## [Task statement]
Please copy every line of the records below that holds the word "Elektrický".

## [Input for this task]
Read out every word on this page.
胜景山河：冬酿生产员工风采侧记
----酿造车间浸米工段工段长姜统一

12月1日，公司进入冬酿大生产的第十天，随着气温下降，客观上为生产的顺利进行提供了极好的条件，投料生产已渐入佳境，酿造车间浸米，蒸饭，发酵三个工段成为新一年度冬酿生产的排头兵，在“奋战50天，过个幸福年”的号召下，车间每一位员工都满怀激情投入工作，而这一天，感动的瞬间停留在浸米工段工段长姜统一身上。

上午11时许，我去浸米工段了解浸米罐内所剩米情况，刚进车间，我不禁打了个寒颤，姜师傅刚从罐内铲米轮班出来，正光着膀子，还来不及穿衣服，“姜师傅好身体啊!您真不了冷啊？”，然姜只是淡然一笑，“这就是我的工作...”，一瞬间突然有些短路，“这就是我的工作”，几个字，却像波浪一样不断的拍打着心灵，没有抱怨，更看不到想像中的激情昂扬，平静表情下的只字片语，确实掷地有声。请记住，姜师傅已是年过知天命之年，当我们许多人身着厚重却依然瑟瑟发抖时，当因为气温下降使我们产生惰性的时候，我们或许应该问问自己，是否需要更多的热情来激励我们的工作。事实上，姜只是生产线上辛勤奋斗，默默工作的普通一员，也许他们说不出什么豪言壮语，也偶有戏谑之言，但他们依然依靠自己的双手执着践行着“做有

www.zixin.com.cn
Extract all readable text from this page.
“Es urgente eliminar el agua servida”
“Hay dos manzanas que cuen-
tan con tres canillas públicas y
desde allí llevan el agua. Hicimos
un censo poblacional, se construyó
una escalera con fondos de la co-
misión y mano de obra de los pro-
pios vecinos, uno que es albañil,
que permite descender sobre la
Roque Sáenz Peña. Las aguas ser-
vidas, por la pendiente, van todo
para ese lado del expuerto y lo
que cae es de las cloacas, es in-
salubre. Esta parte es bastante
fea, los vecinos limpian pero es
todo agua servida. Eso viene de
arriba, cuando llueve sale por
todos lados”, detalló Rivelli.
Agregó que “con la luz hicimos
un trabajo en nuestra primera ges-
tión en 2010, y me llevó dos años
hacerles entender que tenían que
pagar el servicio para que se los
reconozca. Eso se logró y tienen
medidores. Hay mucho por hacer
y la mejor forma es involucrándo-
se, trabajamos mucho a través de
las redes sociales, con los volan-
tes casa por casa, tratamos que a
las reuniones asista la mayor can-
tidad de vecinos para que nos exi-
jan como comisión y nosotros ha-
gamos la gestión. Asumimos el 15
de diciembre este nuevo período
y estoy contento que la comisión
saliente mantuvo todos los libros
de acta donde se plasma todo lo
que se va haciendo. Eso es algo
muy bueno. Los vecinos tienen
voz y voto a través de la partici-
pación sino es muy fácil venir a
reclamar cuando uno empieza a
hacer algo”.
...
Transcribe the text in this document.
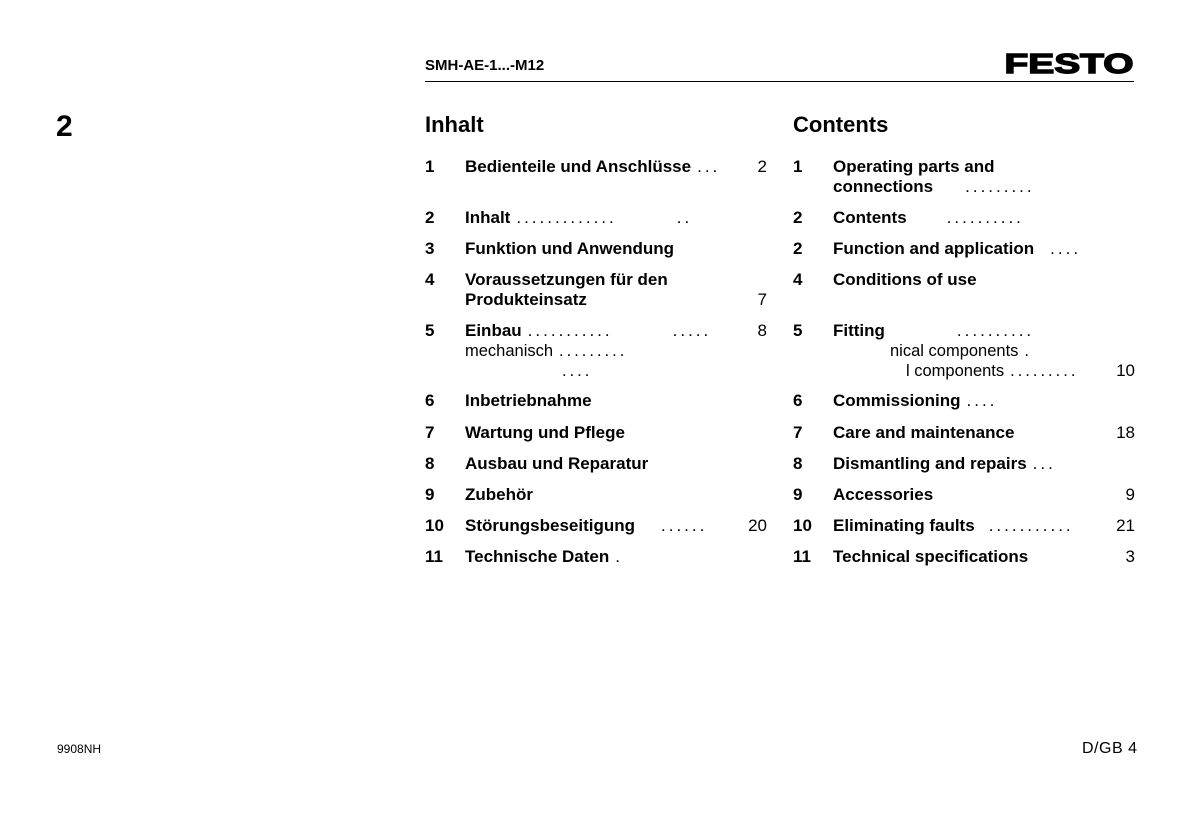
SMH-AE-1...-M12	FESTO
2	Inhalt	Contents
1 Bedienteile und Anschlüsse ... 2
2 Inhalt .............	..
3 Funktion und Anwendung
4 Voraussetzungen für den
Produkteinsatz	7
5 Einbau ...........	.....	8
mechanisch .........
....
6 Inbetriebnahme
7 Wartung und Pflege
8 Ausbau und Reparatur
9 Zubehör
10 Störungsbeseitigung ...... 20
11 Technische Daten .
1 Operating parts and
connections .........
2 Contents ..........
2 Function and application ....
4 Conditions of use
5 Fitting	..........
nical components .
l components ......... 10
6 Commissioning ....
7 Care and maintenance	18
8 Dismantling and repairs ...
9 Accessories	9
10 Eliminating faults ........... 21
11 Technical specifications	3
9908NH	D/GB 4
...
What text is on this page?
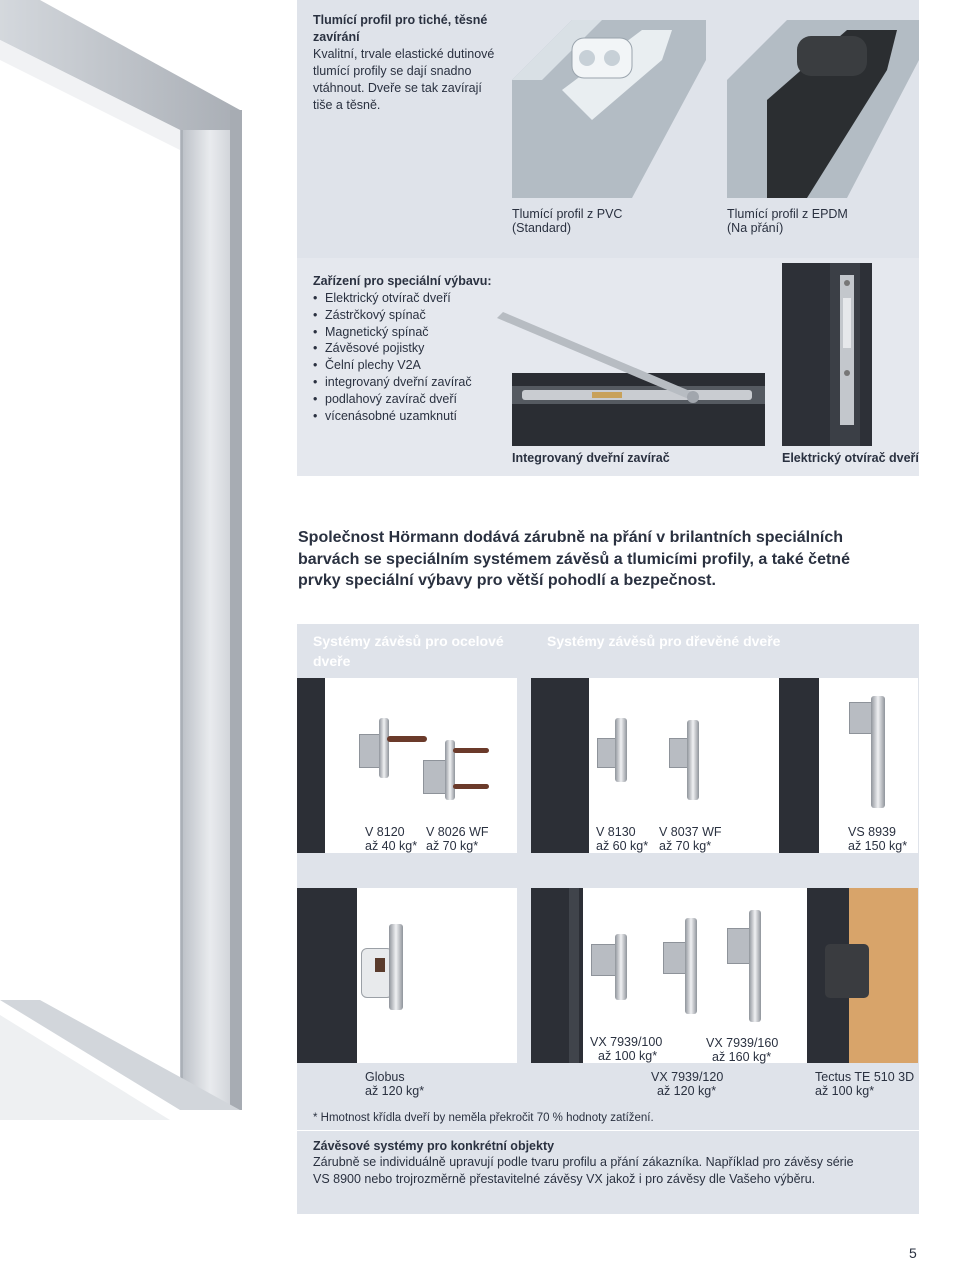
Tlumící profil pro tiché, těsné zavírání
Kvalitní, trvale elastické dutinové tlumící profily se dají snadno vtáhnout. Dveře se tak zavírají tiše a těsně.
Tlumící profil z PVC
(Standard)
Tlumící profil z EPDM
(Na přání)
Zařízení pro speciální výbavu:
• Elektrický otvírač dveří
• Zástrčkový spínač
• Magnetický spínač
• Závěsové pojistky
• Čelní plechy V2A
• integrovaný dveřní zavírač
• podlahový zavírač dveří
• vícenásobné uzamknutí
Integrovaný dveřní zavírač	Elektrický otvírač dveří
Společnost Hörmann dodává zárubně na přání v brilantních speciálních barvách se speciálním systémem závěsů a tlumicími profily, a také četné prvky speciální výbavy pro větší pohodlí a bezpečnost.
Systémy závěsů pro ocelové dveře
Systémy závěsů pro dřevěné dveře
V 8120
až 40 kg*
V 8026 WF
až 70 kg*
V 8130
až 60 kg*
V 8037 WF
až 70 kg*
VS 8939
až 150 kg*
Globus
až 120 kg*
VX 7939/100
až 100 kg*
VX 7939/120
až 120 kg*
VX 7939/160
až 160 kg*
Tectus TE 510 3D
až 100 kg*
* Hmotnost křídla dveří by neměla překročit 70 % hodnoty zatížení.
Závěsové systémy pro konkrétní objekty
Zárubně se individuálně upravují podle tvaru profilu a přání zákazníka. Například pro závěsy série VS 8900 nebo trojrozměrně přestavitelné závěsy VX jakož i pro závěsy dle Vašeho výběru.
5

## [Final result]
• Elektrický otvírač dveří
Integrovaný dveřní zavírač	Elektrický otvírač dveří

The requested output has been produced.